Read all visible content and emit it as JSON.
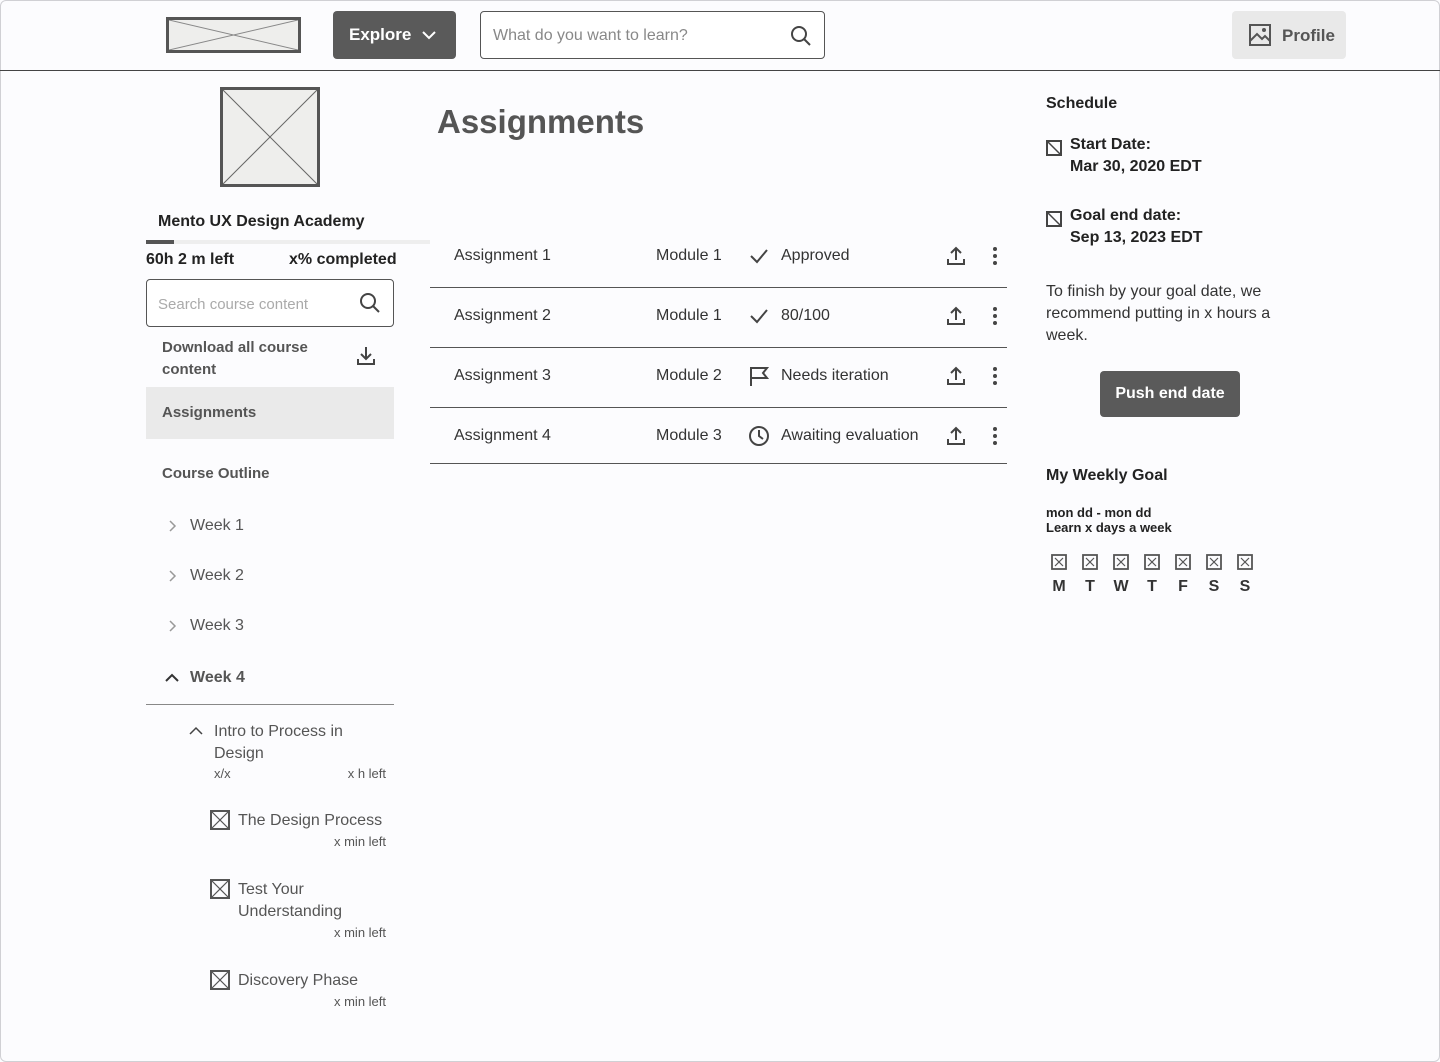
{
  "header": {
    "explore_label": "Explore",
    "search_placeholder": "What do you want to learn?",
    "profile_label": "Profile"
  },
  "sidebar": {
    "course_title": "Mento UX Design Academy",
    "time_left": "60h 2 m left",
    "completed": "x% completed",
    "progress": 0.1,
    "search_placeholder": "Search course content",
    "download_label": "Download all course content",
    "assignments_label": "Assignments",
    "outline_label": "Course Outline",
    "weeks": [
      {
        "label": "Week 1",
        "open": false
      },
      {
        "label": "Week 2",
        "open": false
      },
      {
        "label": "Week 3",
        "open": false
      },
      {
        "label": "Week 4",
        "open": true
      }
    ],
    "lesson": {
      "title": "Intro to Process in Design",
      "progress": "x/x",
      "time": "x h left"
    },
    "sub_items": [
      {
        "title": "The Design Process",
        "time": "x min left"
      },
      {
        "title": "Test Your Understanding",
        "time": "x min left"
      },
      {
        "title": "Discovery Phase",
        "time": "x min left"
      }
    ]
  },
  "main": {
    "title": "Assignments",
    "assignments": [
      {
        "name": "Assignment 1",
        "module": "Module 1",
        "status": "Approved",
        "status_icon": "check-icon"
      },
      {
        "name": "Assignment 2",
        "module": "Module 1",
        "status": "80/100",
        "status_icon": "check-icon"
      },
      {
        "name": "Assignment 3",
        "module": "Module 2",
        "status": "Needs iteration",
        "status_icon": "flag-icon"
      },
      {
        "name": "Assignment 4",
        "module": "Module 3",
        "status": "Awaiting evaluation",
        "status_icon": "clock-icon"
      }
    ]
  },
  "schedule": {
    "title": "Schedule",
    "start_label": "Start Date:",
    "start_value": "Mar 30, 2020 EDT",
    "goal_label": "Goal end date:",
    "goal_value": "Sep 13, 2023 EDT",
    "recommend_text": "To finish by your goal date, we recommend putting in x hours a week.",
    "push_label": "Push end date",
    "weekly_title": "My Weekly Goal",
    "weekly_range": "mon dd - mon dd",
    "weekly_learn": "Learn x days a week",
    "days": [
      "M",
      "T",
      "W",
      "T",
      "F",
      "S",
      "S"
    ]
  }
}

● Exercise task
Without the pictures, return the entries exactly as they appear.

● Solution to the exercise
Read all visible content and emit it as JSON.
{
  "header": {
    "explore_label": "Explore",
    "search_placeholder": "What do you want to learn?",
    "profile_label": "Profile"
  },
  "sidebar": {
    "course_title": "Mento UX Design Academy",
    "time_left": "60h 2 m left",
    "completed": "x% completed",
    "progress": 0.1,
    "search_placeholder": "Search course content",
    "download_label": "Download all course content",
    "assignments_label": "Assignments",
    "outline_label": "Course Outline",
    "weeks": [
      {
        "label": "Week 1",
        "open": false
      },
      {
        "label": "Week 2",
        "open": false
      },
      {
        "label": "Week 3",
        "open": false
      },
      {
        "label": "Week 4",
        "open": true
      }
    ],
    "lesson": {
      "title": "Intro to Process in Design",
      "progress": "x/x",
      "time": "x h left"
    },
    "sub_items": [
      {
        "title": "The Design Process",
        "time": "x min left"
      },
      {
        "title": "Test Your Understanding",
        "time": "x min left"
      },
      {
        "title": "Discovery Phase",
        "time": "x min left"
      }
    ]
  },
  "main": {
    "title": "Assignments",
    "assignments": [
      {
        "name": "Assignment 1",
        "module": "Module 1",
        "status": "Approved",
        "status_icon": "check-icon"
      },
      {
        "name": "Assignment 2",
        "module": "Module 1",
        "status": "80/100",
        "status_icon": "check-icon"
      },
      {
        "name": "Assignment 3",
        "module": "Module 2",
        "status": "Needs iteration",
        "status_icon": "flag-icon"
      },
      {
        "name": "Assignment 4",
        "module": "Module 3",
        "status": "Awaiting evaluation",
        "status_icon": "clock-icon"
      }
    ]
  },
  "schedule": {
    "title": "Schedule",
    "start_label": "Start Date:",
    "start_value": "Mar 30, 2020 EDT",
    "goal_label": "Goal end date:",
    "goal_value": "Sep 13, 2023 EDT",
    "recommend_text": "To finish by your goal date, we recommend putting in x hours a week.",
    "push_label": "Push end date",
    "weekly_title": "My Weekly Goal",
    "weekly_range": "mon dd - mon dd",
    "weekly_learn": "Learn x days a week",
    "days": [
      "M",
      "T",
      "W",
      "T",
      "F",
      "S",
      "S"
    ]
  }
}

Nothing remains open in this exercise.